Sul versante sindacale si sviluppò qualche tentativo per contrastare quello di stato di cose come fu,ad esempio, il varo, effimero, dei Consigli di Zona unitari ma il peso della “tripartizione dall’alto” li vanificò presto: in provincia, alla prima riunione nella quale si avanzò – ad esempio – un’idea d’appoggio al movimento dell’autoriduzione delle bollette – il C.U.Z. non fu più riunito e non si svolse alcun incontro successivo.

Egualmente, dal punto di vista della società, il movimento dei Consigli di Quartiere (che pure ebbe occasione di dar prova di grande capacità di mobilitazione in momenti di particolare difficoltà come quelli legati al terrorismo) fu presto inquadrato nella logica del sistema politico e non fu mai sciolto il nodo tra l’ essere il consiglio espressione diretta dei bisogni sociali oppure di un livello ulteriormente decentrato dell’amministrazione pubblica. La legge del 1976 stabilendo la nascita delle circoscrizioni da eleggere su liste di partito suggellò la chiusura dell’esperimento dei consigli di quartiere.

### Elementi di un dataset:
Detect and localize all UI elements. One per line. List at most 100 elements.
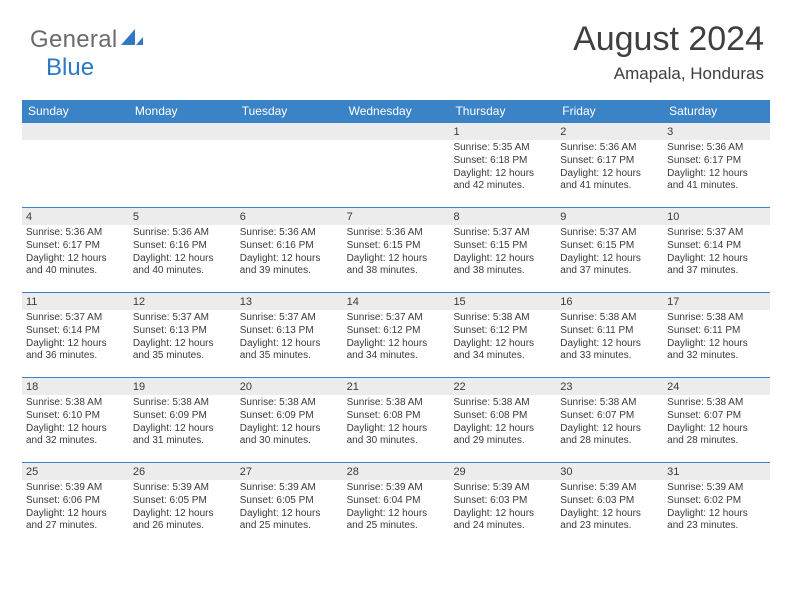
- day-number: 30: [556, 463, 663, 480]
- day-cell: 4Sunrise: 5:36 AMSunset: 6:17 PMDaylight…: [22, 208, 129, 292]
- sunset-text: Sunset: 6:07 PM: [560, 410, 659, 423]
- weeks-container: 1Sunrise: 5:35 AMSunset: 6:18 PMDaylight…: [22, 122, 770, 547]
- sunset-text: Sunset: 6:08 PM: [347, 410, 446, 423]
- sunset-text: Sunset: 6:13 PM: [240, 325, 339, 338]
- day-number: 9: [556, 208, 663, 225]
- day-header: Thursday: [449, 104, 556, 118]
- day-number: 17: [663, 293, 770, 310]
- sunrise-text: Sunrise: 5:36 AM: [347, 227, 446, 240]
- day-body: Sunrise: 5:38 AMSunset: 6:07 PMDaylight:…: [556, 395, 663, 452]
- day-body: Sunrise: 5:37 AMSunset: 6:15 PMDaylight:…: [556, 225, 663, 282]
- day-body: Sunrise: 5:37 AMSunset: 6:12 PMDaylight:…: [343, 310, 450, 367]
- daylight-text: Daylight: 12 hours and 35 minutes.: [240, 338, 339, 364]
- daylight-text: Daylight: 12 hours and 32 minutes.: [26, 423, 125, 449]
- day-cell: 18Sunrise: 5:38 AMSunset: 6:10 PMDayligh…: [22, 378, 129, 462]
- day-cell: 17Sunrise: 5:38 AMSunset: 6:11 PMDayligh…: [663, 293, 770, 377]
- sunrise-text: Sunrise: 5:37 AM: [453, 227, 552, 240]
- sunset-text: Sunset: 6:09 PM: [133, 410, 232, 423]
- daylight-text: Daylight: 12 hours and 34 minutes.: [453, 338, 552, 364]
- day-cell: 10Sunrise: 5:37 AMSunset: 6:14 PMDayligh…: [663, 208, 770, 292]
- day-cell: 9Sunrise: 5:37 AMSunset: 6:15 PMDaylight…: [556, 208, 663, 292]
- day-cell: 15Sunrise: 5:38 AMSunset: 6:12 PMDayligh…: [449, 293, 556, 377]
- sunrise-text: Sunrise: 5:39 AM: [347, 482, 446, 495]
- logo: General: [30, 26, 143, 54]
- day-header: Sunday: [22, 104, 129, 118]
- day-number: 26: [129, 463, 236, 480]
- day-cell: 5Sunrise: 5:36 AMSunset: 6:16 PMDaylight…: [129, 208, 236, 292]
- day-cell: 19Sunrise: 5:38 AMSunset: 6:09 PMDayligh…: [129, 378, 236, 462]
- day-cell: [129, 123, 236, 207]
- sunset-text: Sunset: 6:15 PM: [453, 240, 552, 253]
- title-area: August 2024 Amapala, Honduras: [573, 20, 764, 84]
- day-body: Sunrise: 5:37 AMSunset: 6:15 PMDaylight:…: [449, 225, 556, 282]
- sunrise-text: Sunrise: 5:39 AM: [453, 482, 552, 495]
- sunset-text: Sunset: 6:14 PM: [26, 325, 125, 338]
- day-body: Sunrise: 5:36 AMSunset: 6:16 PMDaylight:…: [129, 225, 236, 282]
- day-number: [343, 123, 450, 140]
- sunset-text: Sunset: 6:17 PM: [26, 240, 125, 253]
- day-body: Sunrise: 5:35 AMSunset: 6:18 PMDaylight:…: [449, 140, 556, 197]
- sunset-text: Sunset: 6:14 PM: [667, 240, 766, 253]
- day-cell: 29Sunrise: 5:39 AMSunset: 6:03 PMDayligh…: [449, 463, 556, 547]
- daylight-text: Daylight: 12 hours and 27 minutes.: [26, 508, 125, 534]
- day-body: Sunrise: 5:37 AMSunset: 6:14 PMDaylight:…: [22, 310, 129, 367]
- sunset-text: Sunset: 6:15 PM: [560, 240, 659, 253]
- day-body: Sunrise: 5:38 AMSunset: 6:11 PMDaylight:…: [663, 310, 770, 367]
- day-number: 23: [556, 378, 663, 395]
- daylight-text: Daylight: 12 hours and 29 minutes.: [453, 423, 552, 449]
- day-cell: 30Sunrise: 5:39 AMSunset: 6:03 PMDayligh…: [556, 463, 663, 547]
- day-number: 2: [556, 123, 663, 140]
- sunset-text: Sunset: 6:17 PM: [560, 155, 659, 168]
- day-body: Sunrise: 5:39 AMSunset: 6:05 PMDaylight:…: [236, 480, 343, 537]
- day-body: Sunrise: 5:38 AMSunset: 6:07 PMDaylight:…: [663, 395, 770, 452]
- sunset-text: Sunset: 6:16 PM: [240, 240, 339, 253]
- sunrise-text: Sunrise: 5:38 AM: [560, 312, 659, 325]
- day-cell: 22Sunrise: 5:38 AMSunset: 6:08 PMDayligh…: [449, 378, 556, 462]
- day-body: Sunrise: 5:36 AMSunset: 6:16 PMDaylight:…: [236, 225, 343, 282]
- day-cell: 6Sunrise: 5:36 AMSunset: 6:16 PMDaylight…: [236, 208, 343, 292]
- daylight-text: Daylight: 12 hours and 40 minutes.: [26, 253, 125, 279]
- day-number: 21: [343, 378, 450, 395]
- daylight-text: Daylight: 12 hours and 38 minutes.: [347, 253, 446, 279]
- sunrise-text: Sunrise: 5:36 AM: [26, 227, 125, 240]
- location: Amapala, Honduras: [573, 64, 764, 84]
- day-cell: [22, 123, 129, 207]
- sunrise-text: Sunrise: 5:37 AM: [560, 227, 659, 240]
- day-number: 7: [343, 208, 450, 225]
- day-body: Sunrise: 5:36 AMSunset: 6:17 PMDaylight:…: [556, 140, 663, 197]
- sunset-text: Sunset: 6:12 PM: [453, 325, 552, 338]
- sunset-text: Sunset: 6:06 PM: [26, 495, 125, 508]
- day-body: Sunrise: 5:39 AMSunset: 6:03 PMDaylight:…: [449, 480, 556, 537]
- day-number: 31: [663, 463, 770, 480]
- day-number: [22, 123, 129, 140]
- daylight-text: Daylight: 12 hours and 28 minutes.: [560, 423, 659, 449]
- sunrise-text: Sunrise: 5:38 AM: [26, 397, 125, 410]
- daylight-text: Daylight: 12 hours and 23 minutes.: [667, 508, 766, 534]
- day-cell: 13Sunrise: 5:37 AMSunset: 6:13 PMDayligh…: [236, 293, 343, 377]
- sunrise-text: Sunrise: 5:39 AM: [240, 482, 339, 495]
- day-number: 28: [343, 463, 450, 480]
- sunrise-text: Sunrise: 5:39 AM: [26, 482, 125, 495]
- sunset-text: Sunset: 6:10 PM: [26, 410, 125, 423]
- day-header: Wednesday: [343, 104, 450, 118]
- day-cell: 11Sunrise: 5:37 AMSunset: 6:14 PMDayligh…: [22, 293, 129, 377]
- day-number: 15: [449, 293, 556, 310]
- sunset-text: Sunset: 6:07 PM: [667, 410, 766, 423]
- day-body: Sunrise: 5:38 AMSunset: 6:08 PMDaylight:…: [449, 395, 556, 452]
- day-body: Sunrise: 5:39 AMSunset: 6:03 PMDaylight:…: [556, 480, 663, 537]
- day-number: 13: [236, 293, 343, 310]
- daylight-text: Daylight: 12 hours and 26 minutes.: [133, 508, 232, 534]
- day-body: Sunrise: 5:39 AMSunset: 6:04 PMDaylight:…: [343, 480, 450, 537]
- sunrise-text: Sunrise: 5:37 AM: [667, 227, 766, 240]
- header: General Blue August 2024 Amapala, Hondur…: [22, 20, 770, 92]
- day-number: 6: [236, 208, 343, 225]
- day-number: 8: [449, 208, 556, 225]
- daylight-text: Daylight: 12 hours and 42 minutes.: [453, 168, 552, 194]
- day-number: 27: [236, 463, 343, 480]
- day-body: Sunrise: 5:38 AMSunset: 6:10 PMDaylight:…: [22, 395, 129, 452]
- sunrise-text: Sunrise: 5:36 AM: [133, 227, 232, 240]
- day-body: Sunrise: 5:38 AMSunset: 6:11 PMDaylight:…: [556, 310, 663, 367]
- day-body: [129, 140, 236, 146]
- day-body: [236, 140, 343, 146]
- day-body: Sunrise: 5:36 AMSunset: 6:17 PMDaylight:…: [22, 225, 129, 282]
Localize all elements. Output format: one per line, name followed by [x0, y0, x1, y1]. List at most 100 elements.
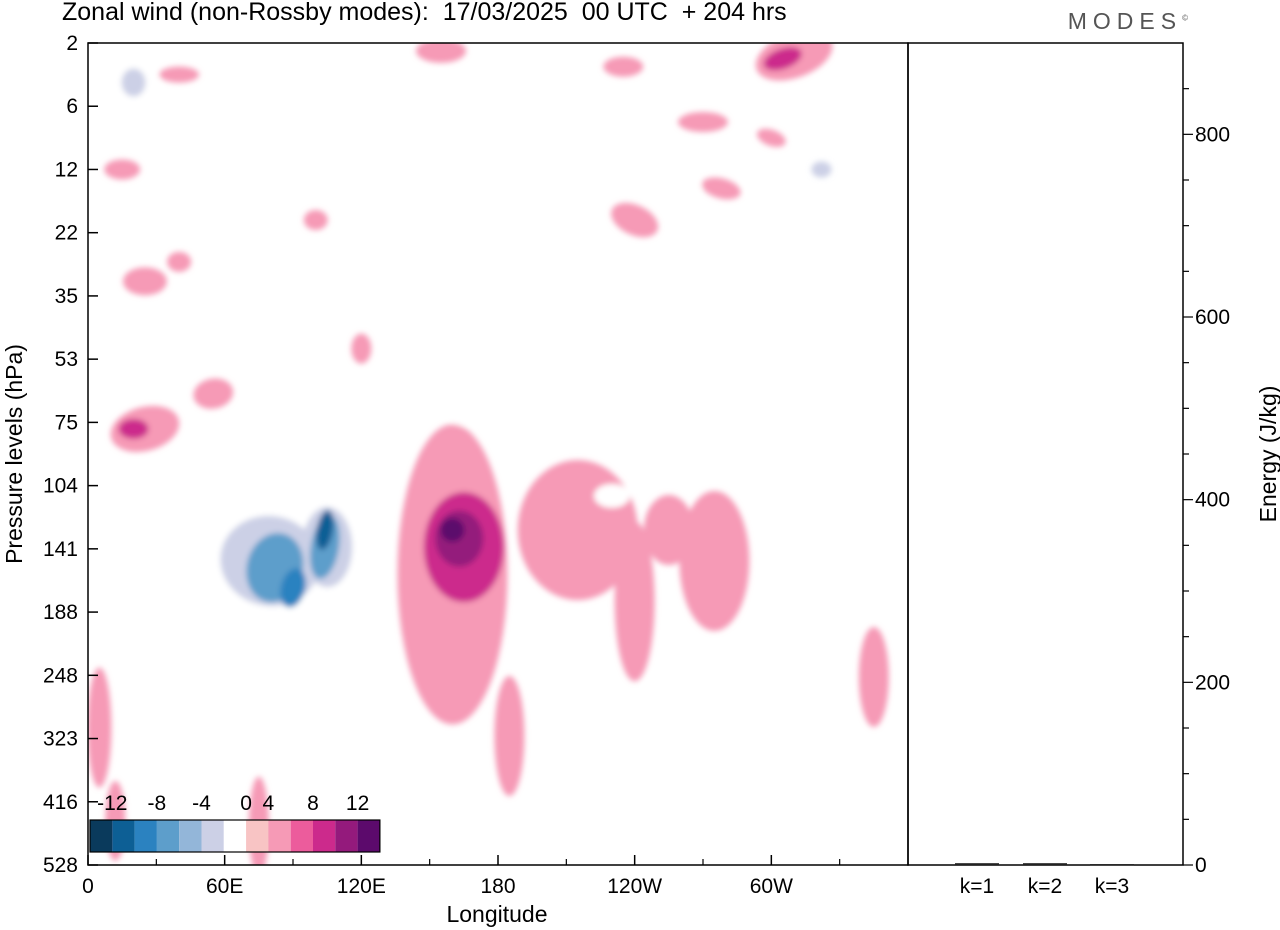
energy-category-label: k=3 — [1095, 875, 1129, 898]
colorbar-label: 0 — [240, 792, 252, 815]
wind-contour — [871, 250, 900, 341]
wind-contour — [786, 354, 847, 405]
y-tick-label: 75 — [55, 411, 78, 434]
colorbar-swatch — [357, 820, 380, 852]
energy-tick-label: 0 — [1195, 854, 1207, 877]
x-tick-label: 60E — [206, 875, 243, 898]
wind-contour — [679, 490, 750, 631]
wind-contour — [593, 483, 630, 508]
wind-contour — [303, 210, 328, 231]
colorbar-swatch — [156, 820, 180, 852]
y-tick-label: 188 — [43, 601, 78, 624]
colorbar-swatch — [179, 820, 202, 852]
y-tick-label: 35 — [55, 285, 78, 308]
x-tick-label: 120W — [607, 875, 662, 898]
colorbar-swatch — [90, 820, 113, 852]
wind-contour — [614, 521, 655, 682]
colorbar-label: -8 — [148, 792, 167, 815]
wind-contour — [756, 344, 787, 385]
y-tick-label: 248 — [43, 664, 78, 687]
wind-contour — [440, 518, 465, 543]
energy-axis-label: Energy (J/kg) — [1255, 386, 1280, 523]
wind-contour — [678, 112, 728, 133]
colorbar-swatch — [313, 820, 336, 852]
x-axis-label: Longitude — [446, 901, 547, 927]
wind-contour — [763, 47, 802, 71]
wind-contour — [637, 673, 678, 814]
wind-contour — [351, 333, 372, 364]
y-axis-label: Pressure levels (hPa) — [1, 344, 27, 564]
colorbar-swatch — [223, 820, 247, 852]
wind-contour — [502, 52, 563, 81]
wind-contour — [159, 66, 200, 83]
x-tick-label: 180 — [480, 875, 515, 898]
wind-field-layers — [88, 43, 900, 865]
wind-contour — [756, 128, 786, 147]
energy-tick-label: 200 — [1195, 671, 1230, 694]
wind-contour — [416, 43, 467, 63]
wind-contour — [659, 170, 702, 195]
wind-contour — [603, 56, 644, 77]
colorbar-frame — [89, 819, 381, 853]
wind-contour — [121, 68, 146, 97]
colorbar-label: 8 — [307, 792, 319, 815]
wind-contour — [104, 159, 141, 180]
wind-field — [88, 43, 900, 865]
y-tick-label: 6 — [66, 95, 78, 118]
energy-frame — [907, 42, 1184, 866]
energy-category-label: k=1 — [960, 875, 994, 898]
wind-contour — [291, 476, 386, 773]
y-tick-label: 2 — [66, 32, 78, 55]
wind-contour — [445, 390, 482, 427]
energy-tick-label: 400 — [1195, 489, 1230, 512]
wind-contour — [494, 676, 525, 797]
colorbar-swatch — [201, 820, 224, 852]
wind-contour — [352, 603, 393, 865]
energy-panel: 0 200 400 600 800 k=1 k=2 k=3 — [955, 88, 1230, 898]
energy-tick-label: 600 — [1195, 306, 1230, 329]
y-tick-label: 22 — [55, 222, 78, 245]
x-tick-label: 120E — [337, 875, 386, 898]
y-axis: 2 6 12 22 35 53 75 104 141 188 248 323 416 528 — [43, 32, 98, 877]
colorbar-swatch — [112, 820, 135, 852]
colorbar-label: -4 — [192, 792, 211, 815]
x-axis: 0 60E 120E 180 120W 60W — [82, 855, 841, 898]
colorbar-swatch — [268, 820, 291, 852]
wind-contour — [280, 568, 306, 608]
colorbar-swatch — [134, 820, 157, 852]
y-tick-label: 104 — [43, 475, 78, 498]
modes-logo: MODES© — [1067, 8, 1188, 34]
wind-contour — [316, 510, 334, 550]
y-tick-label: 528 — [43, 854, 78, 877]
colorbar-label: -12 — [97, 792, 127, 815]
energy-bar — [1023, 863, 1067, 865]
wind-contour — [193, 378, 234, 409]
colorbar-swatch — [246, 820, 269, 852]
colorbar: -12 -8 -4 0 4 8 12 — [89, 792, 381, 853]
wind-contour — [858, 626, 889, 727]
wind-contour — [122, 267, 167, 296]
wind-contour — [742, 160, 801, 204]
wind-contour — [701, 177, 741, 200]
wind-contour — [811, 161, 832, 178]
colorbar-swatch — [290, 820, 313, 852]
energy-tick-label: 800 — [1195, 123, 1230, 146]
y-tick-label: 416 — [43, 791, 78, 814]
energy-bar — [955, 863, 999, 865]
x-tick-label: 0 — [82, 875, 94, 898]
y-tick-label: 12 — [55, 158, 78, 181]
wind-contour — [118, 418, 149, 439]
colorbar-label: 12 — [346, 792, 369, 815]
chart-title: Zonal wind (non-Rossby modes): 17/03/202… — [62, 0, 787, 26]
wind-contour — [88, 667, 112, 788]
y-tick-label: 53 — [55, 348, 78, 371]
y-tick-label: 323 — [43, 728, 78, 751]
wind-contour — [618, 390, 651, 415]
y-tick-label: 141 — [43, 538, 78, 561]
colorbar-swatch — [335, 820, 358, 852]
energy-category-label: k=2 — [1028, 875, 1062, 898]
wind-contour — [611, 202, 659, 238]
wind-contour — [167, 251, 192, 272]
colorbar-label: 4 — [263, 792, 275, 815]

### LAVORO RICHIESTO:
[1] Rispondi a queste domande sul brano sui consigli di zona e di quartiere:
(a) Quale movimento si propose di appoggiare alla prima riunione in provincia, dopo la quale il C.U.Z. non fu più riunito?
(b) Di quale anno è la legge che stabilì la nascita delle circoscrizioni?
(c) Su quali liste dovevano essere elette le circoscrizioni?
[2] Nell'elenco, sostituisci per favore "wind-contour" con "contorno-vento" in tutto ciò che va dalla riga che contiene "energy-category-label: k=3 —" fino alla riga che contiene "wind-contour — [291, 476, 386, 773]", lasciando invariato il resto, e riporta solo queste righe.
L'elenco non ha alcun legame con il brano.

### RISPOSTE:
[1]
(a) Il movimento dell'autoriduzione delle bollette.
(b) Del 1976.
(c) Su liste di partito.

[2]
energy-category-label: k=3 — [1095, 875, 1129, 898]
colorbar-label: 0 — [240, 792, 252, 815]
contorno-vento — [871, 250, 900, 341]
contorno-vento — [786, 354, 847, 405]
y-tick-label: 75 — [55, 411, 78, 434]
colorbar-swatch — [357, 820, 380, 852]
energy-tick-label: 0 — [1195, 854, 1207, 877]
x-tick-label: 60E — [206, 875, 243, 898]
contorno-vento — [679, 490, 750, 631]
contorno-vento — [593, 483, 630, 508]
contorno-vento — [303, 210, 328, 231]
colorbar-swatch — [156, 820, 180, 852]
y-tick-label: 188 — [43, 601, 78, 624]
colorbar-swatch — [179, 820, 202, 852]
y-tick-label: 35 — [55, 285, 78, 308]
x-tick-label: 120W — [607, 875, 662, 898]
colorbar-swatch — [90, 820, 113, 852]
contorno-vento — [614, 521, 655, 682]
colorbar-label: -8 — [148, 792, 167, 815]
contorno-vento — [756, 344, 787, 385]
y-tick-label: 248 — [43, 664, 78, 687]
contorno-vento — [440, 518, 465, 543]
energy-axis-label: Energy (J/kg) — [1255, 386, 1280, 523]
contorno-vento — [678, 112, 728, 133]
colorbar-swatch — [313, 820, 336, 852]
x-axis-label: Longitude — [446, 901, 547, 927]
contorno-vento — [763, 47, 802, 71]
contorno-vento — [637, 673, 678, 814]
contorno-vento — [351, 333, 372, 364]
y-axis-label: Pressure levels (hPa) — [1, 344, 27, 564]
colorbar-swatch — [223, 820, 247, 852]
contorno-vento — [502, 52, 563, 81]
contorno-vento — [159, 66, 200, 83]
x-tick-label: 180 — [480, 875, 515, 898]
wind-field-layers — [88, 43, 900, 865]
contorno-vento — [756, 128, 786, 147]
energy-tick-label: 200 — [1195, 671, 1230, 694]
contorno-vento — [416, 43, 467, 63]
contorno-vento — [659, 170, 702, 195]
contorno-vento — [603, 56, 644, 77]
colorbar-frame — [89, 819, 381, 853]
contorno-vento — [121, 68, 146, 97]
colorbar-label: 8 — [307, 792, 319, 815]
contorno-vento — [104, 159, 141, 180]
wind-field — [88, 43, 900, 865]
y-tick-label: 6 — [66, 95, 78, 118]
energy-frame — [907, 42, 1184, 866]
energy-category-label: k=1 — [960, 875, 994, 898]
contorno-vento — [291, 476, 386, 773]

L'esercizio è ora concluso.